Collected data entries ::
_ _ _ _ _ _ _

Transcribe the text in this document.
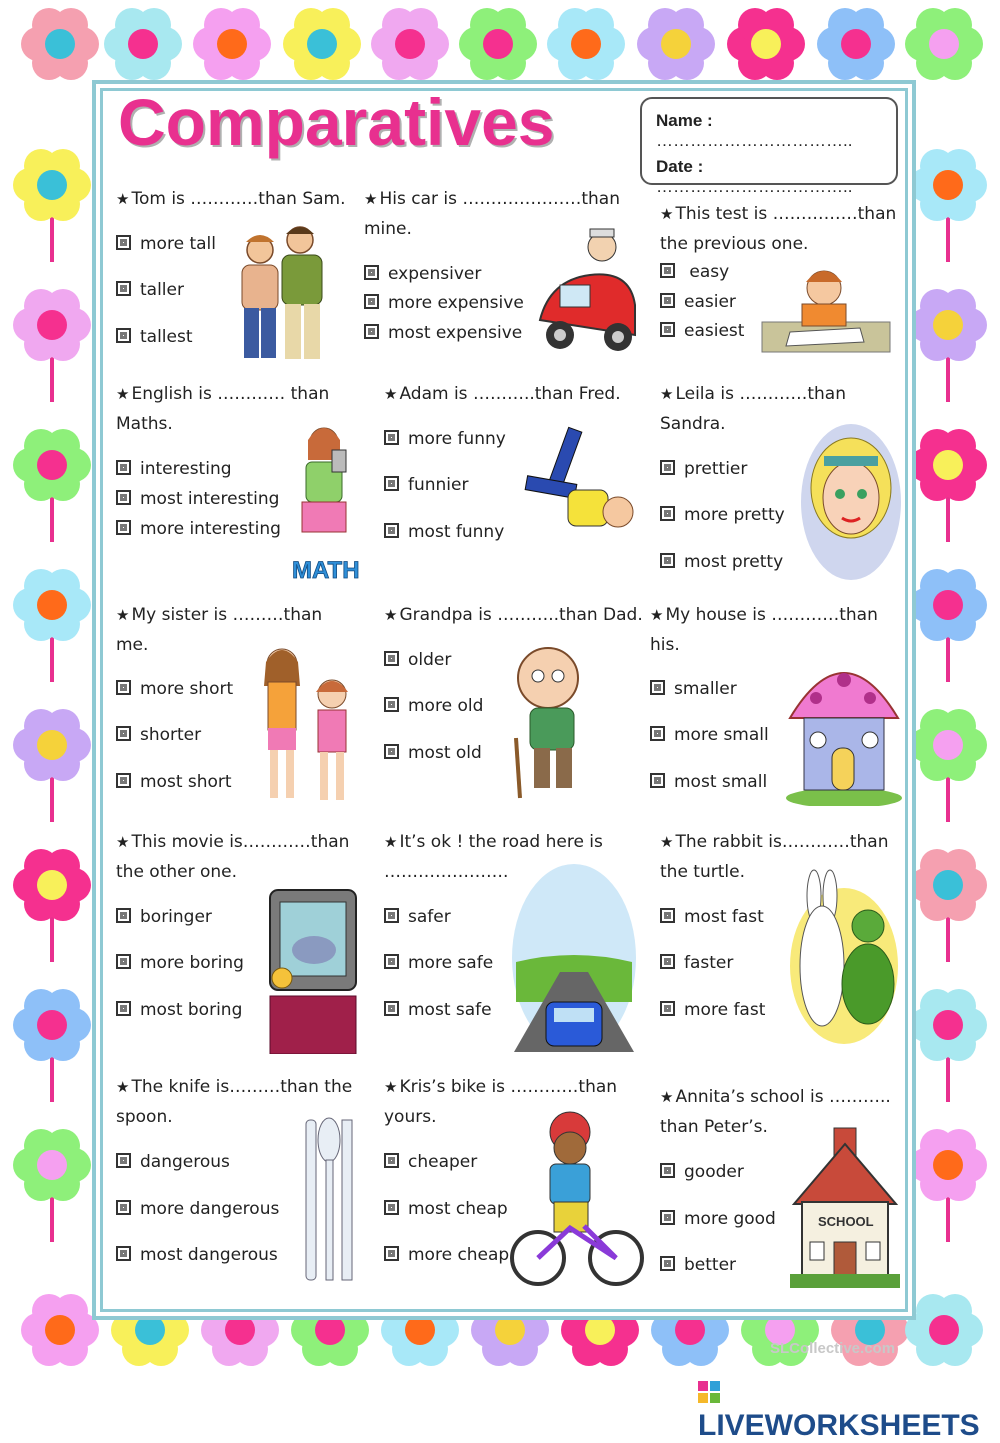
Comparatives	Name : ……………………………..
Date : ……………………………..
★ Tom is …………than Sam.
more tall
taller
tallest
★ His car is …………………than
mine.
expensiver
more expensive
most expensive
★ This test is ……………than
the previous one.
easy
easier
easiest
★ English is ………… than
Maths.
interesting
most interesting
more interesting
MATH
★ Adam is ………..than Fred.
more funny
funnier
most funny
★ Leila is …………than
Sandra.
prettier
more pretty
most pretty
★ My sister is ………than
me.
more short
shorter
most short
★ Grandpa is ………..than Dad.
older
more old
most old
★ My house is …………than
his.
smaller
more small
most small
★ This movie is…………than
the other one.
boringer
more boring
most boring
★ It’s ok ! the road here is
………………….
safer
more safe
most safe
★ The rabbit is…………than
the turtle.
most fast
faster
more fast
★ The knife is………than the
spoon.
dangerous
more dangerous
most dangerous
★ Kris’s bike is …………than
yours.
cheaper
most cheap
more cheap
★ Annita’s school is ………..
than Peter’s.
gooder
more good
better
SCHOOL
SLCollective.com
LIVEWORKSHEETS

_ _ _ _ _ _ _

Exercise :: Give an exact copy of the material, leaving out every picture.

Response to the exercise ::
Transcribe the text in this document.
Comparatives	Name : ……………………………..
Date : ……………………………..
★ Tom is …………than Sam.
more tall
taller
tallest
★ His car is …………………than
mine.
expensiver
more expensive
most expensive
★ This test is ……………than
the previous one.
easy
easier
easiest
★ English is ………… than
Maths.
interesting
most interesting
more interesting
MATH
★ Adam is ………..than Fred.
more funny
funnier
most funny
★ Leila is …………than
Sandra.
prettier
more pretty
most pretty
★ My sister is ………than
me.
more short
shorter
most short
★ Grandpa is ………..than Dad.
older
more old
most old
★ My house is …………than
his.
smaller
more small
most small
★ This movie is…………than
the other one.
boringer
more boring
most boring
★ It’s ok ! the road here is
………………….
safer
more safe
most safe
★ The rabbit is…………than
the turtle.
most fast
faster
more fast
★ The knife is………than the
spoon.
dangerous
more dangerous
most dangerous
★ Kris’s bike is …………than
yours.
cheaper
most cheap
more cheap
★ Annita’s school is ………..
than Peter’s.
gooder
more good
better
SCHOOL
SLCollective.com
LIVEWORKSHEETS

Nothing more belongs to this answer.